* _YOUR OBJECTIVE_:
State how many lines of the entries hold the string "أحمد", and output nothing but that count.

* _SUPPLIED RECORDS_:
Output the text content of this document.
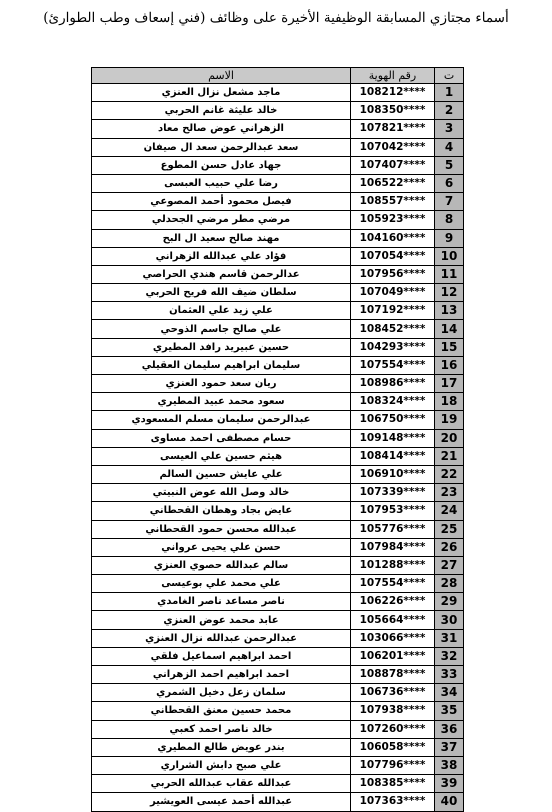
أسماء مجتازي المسابقة الوظيفية الأخيرة على وظائف (فني إسعاف وطب الطوارئ)
ت	رقم الهوية	الاسم
1	108212****	ماجد مشعل نزال العنزي
2	108350****	خالد عليثة غانم الحربي
3	107821****	الزهراني عوض صالح معاد
4	107042****	سعد عبدالرحمن سعد ال صيفان
5	107407****	جهاد عادل حسن المطوع
6	106522****	رضا علي حبيب العبسى
7	108557****	فيصل محمود أحمد المصوعي
8	105923****	مرضي مطر مرضي الجحدلي
9	104160****	مهند صالح سعيد ال البح
10	107054****	فؤاد علي عبدالله الزهراني
11	107956****	عدالرحمن قاسم هندي الحراصي
12	107049****	سلطان ضيف الله فريح الحربي
13	107192****	علي زيد علي العثمان
14	108452****	علي صالح جاسم الذوحي
15	104293****	حسين عبيريد رافد المطيري
16	107554****	سليمان ابراهيم سليمان العقيلي
17	108986****	ريان سعد حمود العنزي
18	108324****	سعود محمد عبيد المطيري
19	106750****	عبدالرحمن سليمان مسلم المسعودي
20	109148****	حسام مصطفى احمد مساوى
21	108414****	هيثم حسين علي العيسى
22	106910****	علي عايش حسين السالم
23	107339****	خالد وصل الله عوض النبيتي
24	107953****	عايض بجاد وهطان القحطاني
25	105776****	عبدالله محسن حمود القحطاني
26	107984****	حسن علي يحيى عرواني
27	101288****	سالم عبدالله حصوي العنزي
28	107554****	علي محمد علي بوعيسى
29	106226****	ناصر مساعد ناصر الغامدي
30	105664****	عابد محمد عوض العنزي
31	103066****	عبدالرحمن عبدالله نزال العنزي
32	106201****	احمد ابراهيم اسماعيل فلقي
33	108878****	احمد ابراهيم احمد الزهراني
34	106736****	سلمان زعل دخيل الشمري
35	107938****	محمد حسين معنق القحطاني
36	107260****	خالد ناصر احمد كعبي
37	106058****	بندر عويض طالع المطيري
38	107796****	علي صبح دابش الشراري
39	108385****	عبدالله عقاب عبدالله الحربي
40	107363****	عبدالله أحمد عيسى العويشير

* _SOLUTION FOR THIS PROBLEM_:
2